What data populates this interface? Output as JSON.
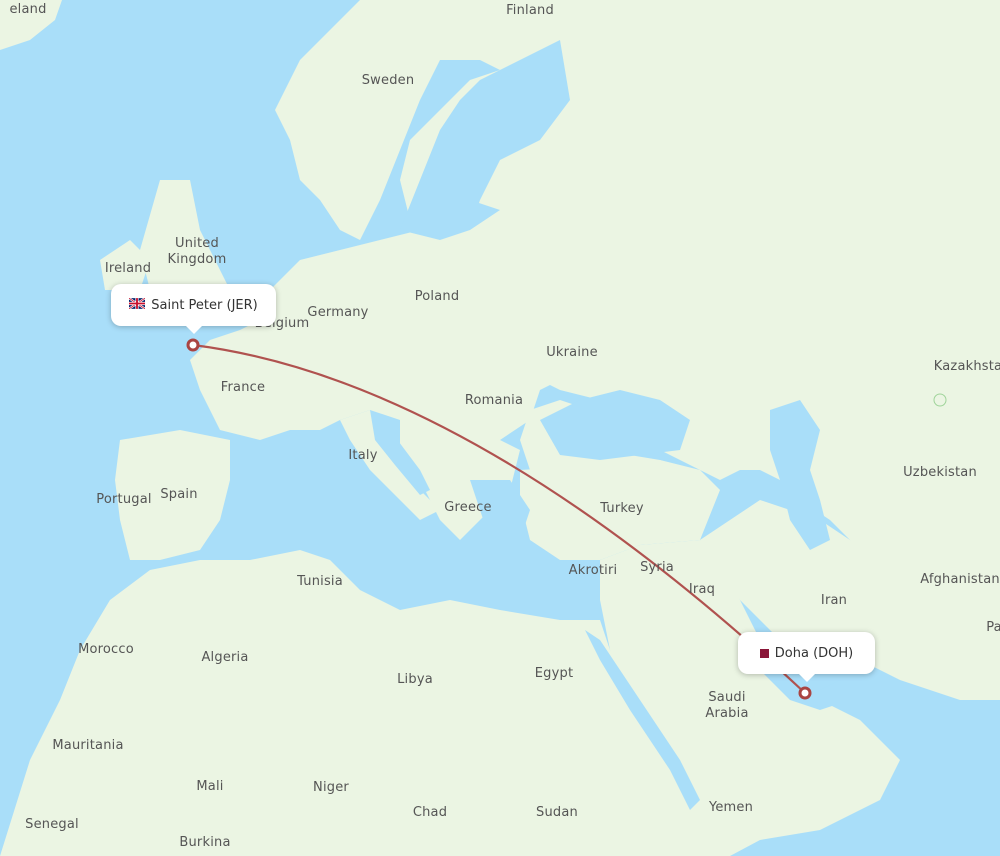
{
  "map": {
    "colors": {
      "water": "#a9def9",
      "land": "#ebf5e3",
      "border": "#9fd49a",
      "route": "#b0524f",
      "marker": "#a94442"
    },
    "country_labels": [
      {
        "name": "Iceland",
        "text": "eland"
      },
      {
        "name": "Finland",
        "text": "Finland"
      },
      {
        "name": "Sweden",
        "text": "Sweden"
      },
      {
        "name": "United Kingdom",
        "text": "United\nKingdom"
      },
      {
        "name": "Ireland",
        "text": "Ireland"
      },
      {
        "name": "Germany",
        "text": "Germany"
      },
      {
        "name": "Poland",
        "text": "Poland"
      },
      {
        "name": "Belgium",
        "text": "Belgium"
      },
      {
        "name": "Ukraine",
        "text": "Ukraine"
      },
      {
        "name": "France",
        "text": "France"
      },
      {
        "name": "Romania",
        "text": "Romania"
      },
      {
        "name": "Kazakhstan",
        "text": "Kazakhsta"
      },
      {
        "name": "Italy",
        "text": "Italy"
      },
      {
        "name": "Uzbekistan",
        "text": "Uzbekistan"
      },
      {
        "name": "Portugal",
        "text": "Portugal"
      },
      {
        "name": "Spain",
        "text": "Spain"
      },
      {
        "name": "Greece",
        "text": "Greece"
      },
      {
        "name": "Turkey",
        "text": "Turkey"
      },
      {
        "name": "Tunisia",
        "text": "Tunisia"
      },
      {
        "name": "Akrotiri",
        "text": "Akrotiri"
      },
      {
        "name": "Syria",
        "text": "Syria"
      },
      {
        "name": "Afghanistan",
        "text": "Afghanistan"
      },
      {
        "name": "Iraq",
        "text": "Iraq"
      },
      {
        "name": "Iran",
        "text": "Iran"
      },
      {
        "name": "Pakistan",
        "text": "Pa"
      },
      {
        "name": "Morocco",
        "text": "Morocco"
      },
      {
        "name": "Algeria",
        "text": "Algeria"
      },
      {
        "name": "Libya",
        "text": "Libya"
      },
      {
        "name": "Egypt",
        "text": "Egypt"
      },
      {
        "name": "Saudi Arabia",
        "text": "Saudi\nArabia"
      },
      {
        "name": "Mauritania",
        "text": "Mauritania"
      },
      {
        "name": "Mali",
        "text": "Mali"
      },
      {
        "name": "Niger",
        "text": "Niger"
      },
      {
        "name": "Chad",
        "text": "Chad"
      },
      {
        "name": "Sudan",
        "text": "Sudan"
      },
      {
        "name": "Yemen",
        "text": "Yemen"
      },
      {
        "name": "Senegal",
        "text": "Senegal"
      },
      {
        "name": "Burkina Faso",
        "text": "Burkina"
      }
    ],
    "origin": {
      "label": "Saint Peter (JER)",
      "flag": "uk-flag"
    },
    "destination": {
      "label": "Doha (DOH)",
      "flag": "qatar-flag"
    }
  }
}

**Challenge:**
All of the records need repeating exactly, except for the pictures.

**The reply:**
What data populates this interface? Output as JSON.
{
  "map": {
    "colors": {
      "water": "#a9def9",
      "land": "#ebf5e3",
      "border": "#9fd49a",
      "route": "#b0524f",
      "marker": "#a94442"
    },
    "country_labels": [
      {
        "name": "Iceland",
        "text": "eland"
      },
      {
        "name": "Finland",
        "text": "Finland"
      },
      {
        "name": "Sweden",
        "text": "Sweden"
      },
      {
        "name": "United Kingdom",
        "text": "United\nKingdom"
      },
      {
        "name": "Ireland",
        "text": "Ireland"
      },
      {
        "name": "Germany",
        "text": "Germany"
      },
      {
        "name": "Poland",
        "text": "Poland"
      },
      {
        "name": "Belgium",
        "text": "Belgium"
      },
      {
        "name": "Ukraine",
        "text": "Ukraine"
      },
      {
        "name": "France",
        "text": "France"
      },
      {
        "name": "Romania",
        "text": "Romania"
      },
      {
        "name": "Kazakhstan",
        "text": "Kazakhsta"
      },
      {
        "name": "Italy",
        "text": "Italy"
      },
      {
        "name": "Uzbekistan",
        "text": "Uzbekistan"
      },
      {
        "name": "Portugal",
        "text": "Portugal"
      },
      {
        "name": "Spain",
        "text": "Spain"
      },
      {
        "name": "Greece",
        "text": "Greece"
      },
      {
        "name": "Turkey",
        "text": "Turkey"
      },
      {
        "name": "Tunisia",
        "text": "Tunisia"
      },
      {
        "name": "Akrotiri",
        "text": "Akrotiri"
      },
      {
        "name": "Syria",
        "text": "Syria"
      },
      {
        "name": "Afghanistan",
        "text": "Afghanistan"
      },
      {
        "name": "Iraq",
        "text": "Iraq"
      },
      {
        "name": "Iran",
        "text": "Iran"
      },
      {
        "name": "Pakistan",
        "text": "Pa"
      },
      {
        "name": "Morocco",
        "text": "Morocco"
      },
      {
        "name": "Algeria",
        "text": "Algeria"
      },
      {
        "name": "Libya",
        "text": "Libya"
      },
      {
        "name": "Egypt",
        "text": "Egypt"
      },
      {
        "name": "Saudi Arabia",
        "text": "Saudi\nArabia"
      },
      {
        "name": "Mauritania",
        "text": "Mauritania"
      },
      {
        "name": "Mali",
        "text": "Mali"
      },
      {
        "name": "Niger",
        "text": "Niger"
      },
      {
        "name": "Chad",
        "text": "Chad"
      },
      {
        "name": "Sudan",
        "text": "Sudan"
      },
      {
        "name": "Yemen",
        "text": "Yemen"
      },
      {
        "name": "Senegal",
        "text": "Senegal"
      },
      {
        "name": "Burkina Faso",
        "text": "Burkina"
      }
    ],
    "origin": {
      "label": "Saint Peter (JER)",
      "flag": "uk-flag"
    },
    "destination": {
      "label": "Doha (DOH)",
      "flag": "qatar-flag"
    }
  }
}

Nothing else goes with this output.